REQUIRED WORK ▸
Repeat the listing in full, word for word.

* Begin PROVIDED MATERIAL *

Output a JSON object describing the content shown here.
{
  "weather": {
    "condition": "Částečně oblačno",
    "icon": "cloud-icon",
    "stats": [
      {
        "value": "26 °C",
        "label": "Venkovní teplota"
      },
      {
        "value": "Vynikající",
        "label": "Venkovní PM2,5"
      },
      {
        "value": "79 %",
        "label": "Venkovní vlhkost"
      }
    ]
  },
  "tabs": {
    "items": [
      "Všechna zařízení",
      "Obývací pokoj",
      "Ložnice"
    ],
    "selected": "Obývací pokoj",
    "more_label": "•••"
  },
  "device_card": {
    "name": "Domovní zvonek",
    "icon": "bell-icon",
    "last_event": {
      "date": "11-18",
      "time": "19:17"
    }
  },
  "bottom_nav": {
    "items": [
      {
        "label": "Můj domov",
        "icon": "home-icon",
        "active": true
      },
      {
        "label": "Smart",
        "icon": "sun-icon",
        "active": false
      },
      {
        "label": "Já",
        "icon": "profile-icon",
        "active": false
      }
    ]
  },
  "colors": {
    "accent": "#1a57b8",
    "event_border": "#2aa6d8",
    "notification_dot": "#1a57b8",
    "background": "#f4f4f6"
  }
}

* End PROVIDED MATERIAL *

EXPECTED OUTPUT ▸
Output a JSON object describing the content shown here.
{
  "weather": {
    "condition": "Částečně oblačno",
    "icon": "cloud-icon",
    "stats": [
      {
        "value": "26 °C",
        "label": "Venkovní teplota"
      },
      {
        "value": "Vynikající",
        "label": "Venkovní PM2,5"
      },
      {
        "value": "79 %",
        "label": "Venkovní vlhkost"
      }
    ]
  },
  "tabs": {
    "items": [
      "Všechna zařízení",
      "Obývací pokoj",
      "Ložnice"
    ],
    "selected": "Obývací pokoj",
    "more_label": "•••"
  },
  "device_card": {
    "name": "Domovní zvonek",
    "icon": "bell-icon",
    "last_event": {
      "date": "11-18",
      "time": "19:17"
    }
  },
  "bottom_nav": {
    "items": [
      {
        "label": "Můj domov",
        "icon": "home-icon",
        "active": true
      },
      {
        "label": "Smart",
        "icon": "sun-icon",
        "active": false
      },
      {
        "label": "Já",
        "icon": "profile-icon",
        "active": false
      }
    ]
  },
  "colors": {
    "accent": "#1a57b8",
    "event_border": "#2aa6d8",
    "notification_dot": "#1a57b8",
    "background": "#f4f4f6"
  }
}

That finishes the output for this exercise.